* THE PROBLEM *
Write only how many lines in this data include "cytotoxin".

Dataset entries

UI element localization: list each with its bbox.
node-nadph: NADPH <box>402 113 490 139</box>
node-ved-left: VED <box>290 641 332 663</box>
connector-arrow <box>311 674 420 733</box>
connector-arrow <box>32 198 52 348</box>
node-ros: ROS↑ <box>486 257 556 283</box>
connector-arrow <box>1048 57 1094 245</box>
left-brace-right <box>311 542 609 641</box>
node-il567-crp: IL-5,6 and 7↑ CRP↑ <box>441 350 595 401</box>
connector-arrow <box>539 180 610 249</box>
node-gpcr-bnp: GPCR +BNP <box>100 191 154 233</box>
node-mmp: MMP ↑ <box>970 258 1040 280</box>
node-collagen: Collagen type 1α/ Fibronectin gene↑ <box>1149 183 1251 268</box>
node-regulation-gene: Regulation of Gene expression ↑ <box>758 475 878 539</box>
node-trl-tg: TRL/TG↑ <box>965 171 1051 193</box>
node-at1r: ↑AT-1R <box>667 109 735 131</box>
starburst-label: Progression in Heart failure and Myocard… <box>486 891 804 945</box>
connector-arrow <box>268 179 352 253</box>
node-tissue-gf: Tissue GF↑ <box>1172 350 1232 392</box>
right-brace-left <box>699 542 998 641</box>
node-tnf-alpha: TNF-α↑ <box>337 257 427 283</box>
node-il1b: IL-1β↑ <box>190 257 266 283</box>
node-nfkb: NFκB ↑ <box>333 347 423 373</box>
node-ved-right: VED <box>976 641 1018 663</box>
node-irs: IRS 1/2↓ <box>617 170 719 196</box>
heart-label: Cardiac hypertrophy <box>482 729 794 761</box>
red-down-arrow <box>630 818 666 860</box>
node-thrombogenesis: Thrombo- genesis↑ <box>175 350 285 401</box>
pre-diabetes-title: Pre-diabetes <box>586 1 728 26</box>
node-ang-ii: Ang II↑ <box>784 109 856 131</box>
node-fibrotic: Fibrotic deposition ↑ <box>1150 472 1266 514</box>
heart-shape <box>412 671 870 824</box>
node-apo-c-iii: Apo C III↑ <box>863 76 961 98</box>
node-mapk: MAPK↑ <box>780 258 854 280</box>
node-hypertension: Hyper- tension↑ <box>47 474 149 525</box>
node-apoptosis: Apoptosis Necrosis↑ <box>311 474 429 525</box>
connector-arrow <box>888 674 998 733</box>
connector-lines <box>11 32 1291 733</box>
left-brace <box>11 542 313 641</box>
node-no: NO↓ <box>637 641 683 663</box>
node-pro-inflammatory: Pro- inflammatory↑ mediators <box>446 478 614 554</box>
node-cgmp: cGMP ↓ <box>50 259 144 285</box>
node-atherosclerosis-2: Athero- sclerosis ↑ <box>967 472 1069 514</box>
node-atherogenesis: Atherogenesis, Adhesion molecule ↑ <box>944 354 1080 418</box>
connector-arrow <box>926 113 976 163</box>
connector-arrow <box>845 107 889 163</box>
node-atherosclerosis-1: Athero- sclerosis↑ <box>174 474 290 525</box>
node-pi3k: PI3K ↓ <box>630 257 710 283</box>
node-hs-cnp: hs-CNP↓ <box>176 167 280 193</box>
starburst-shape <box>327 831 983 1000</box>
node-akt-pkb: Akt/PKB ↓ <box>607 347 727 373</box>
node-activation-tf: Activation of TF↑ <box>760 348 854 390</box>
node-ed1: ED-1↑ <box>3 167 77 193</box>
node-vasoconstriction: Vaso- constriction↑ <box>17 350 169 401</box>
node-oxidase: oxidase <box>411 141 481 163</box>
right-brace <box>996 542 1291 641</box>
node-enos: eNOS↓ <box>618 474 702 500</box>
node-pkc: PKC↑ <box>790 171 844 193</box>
--
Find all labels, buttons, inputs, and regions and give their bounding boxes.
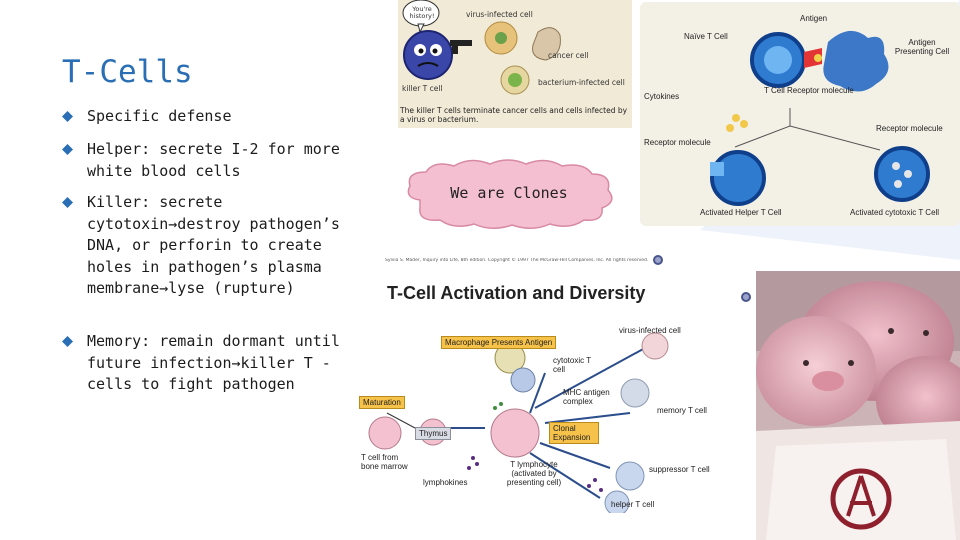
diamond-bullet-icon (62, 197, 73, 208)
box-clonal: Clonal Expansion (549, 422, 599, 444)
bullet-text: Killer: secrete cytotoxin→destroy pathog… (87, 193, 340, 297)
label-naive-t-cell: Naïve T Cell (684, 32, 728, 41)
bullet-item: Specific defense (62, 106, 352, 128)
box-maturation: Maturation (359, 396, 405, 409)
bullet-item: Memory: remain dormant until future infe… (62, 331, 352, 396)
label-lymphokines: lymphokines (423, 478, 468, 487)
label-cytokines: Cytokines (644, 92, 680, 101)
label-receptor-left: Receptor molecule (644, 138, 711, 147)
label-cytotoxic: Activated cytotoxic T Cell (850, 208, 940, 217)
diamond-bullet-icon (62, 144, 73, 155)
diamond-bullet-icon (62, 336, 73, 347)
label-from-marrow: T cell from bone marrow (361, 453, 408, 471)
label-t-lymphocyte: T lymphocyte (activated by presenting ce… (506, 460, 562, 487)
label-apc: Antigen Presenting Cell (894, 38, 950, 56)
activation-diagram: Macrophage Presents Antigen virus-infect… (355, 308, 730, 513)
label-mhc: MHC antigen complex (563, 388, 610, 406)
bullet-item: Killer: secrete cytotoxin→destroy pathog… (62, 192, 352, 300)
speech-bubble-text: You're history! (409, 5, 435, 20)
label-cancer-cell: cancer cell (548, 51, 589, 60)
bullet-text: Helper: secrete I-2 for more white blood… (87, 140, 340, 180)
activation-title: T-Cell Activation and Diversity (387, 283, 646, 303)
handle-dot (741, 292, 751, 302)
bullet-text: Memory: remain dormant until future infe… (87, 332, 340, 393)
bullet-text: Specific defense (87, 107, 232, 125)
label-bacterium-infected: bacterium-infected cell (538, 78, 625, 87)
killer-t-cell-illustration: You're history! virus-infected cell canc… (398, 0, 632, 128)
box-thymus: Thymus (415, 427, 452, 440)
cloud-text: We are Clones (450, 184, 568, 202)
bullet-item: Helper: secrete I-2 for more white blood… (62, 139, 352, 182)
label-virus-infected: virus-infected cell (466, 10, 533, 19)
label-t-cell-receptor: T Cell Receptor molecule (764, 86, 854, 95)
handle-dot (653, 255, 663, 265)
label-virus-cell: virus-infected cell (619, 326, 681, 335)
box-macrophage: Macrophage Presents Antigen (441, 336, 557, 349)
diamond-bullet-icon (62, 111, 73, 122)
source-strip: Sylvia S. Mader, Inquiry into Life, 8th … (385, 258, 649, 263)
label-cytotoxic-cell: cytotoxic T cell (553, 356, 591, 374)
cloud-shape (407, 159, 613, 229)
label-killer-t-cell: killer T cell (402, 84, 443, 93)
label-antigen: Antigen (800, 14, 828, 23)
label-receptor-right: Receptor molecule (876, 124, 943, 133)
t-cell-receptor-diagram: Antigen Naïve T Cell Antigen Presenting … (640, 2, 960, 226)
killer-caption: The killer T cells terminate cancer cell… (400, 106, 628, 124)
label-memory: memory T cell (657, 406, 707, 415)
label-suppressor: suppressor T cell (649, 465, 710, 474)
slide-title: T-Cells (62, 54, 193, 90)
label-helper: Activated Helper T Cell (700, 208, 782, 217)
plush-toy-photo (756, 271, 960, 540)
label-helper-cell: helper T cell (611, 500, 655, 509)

* SOLUTION FOR THIS PROBLEM *
2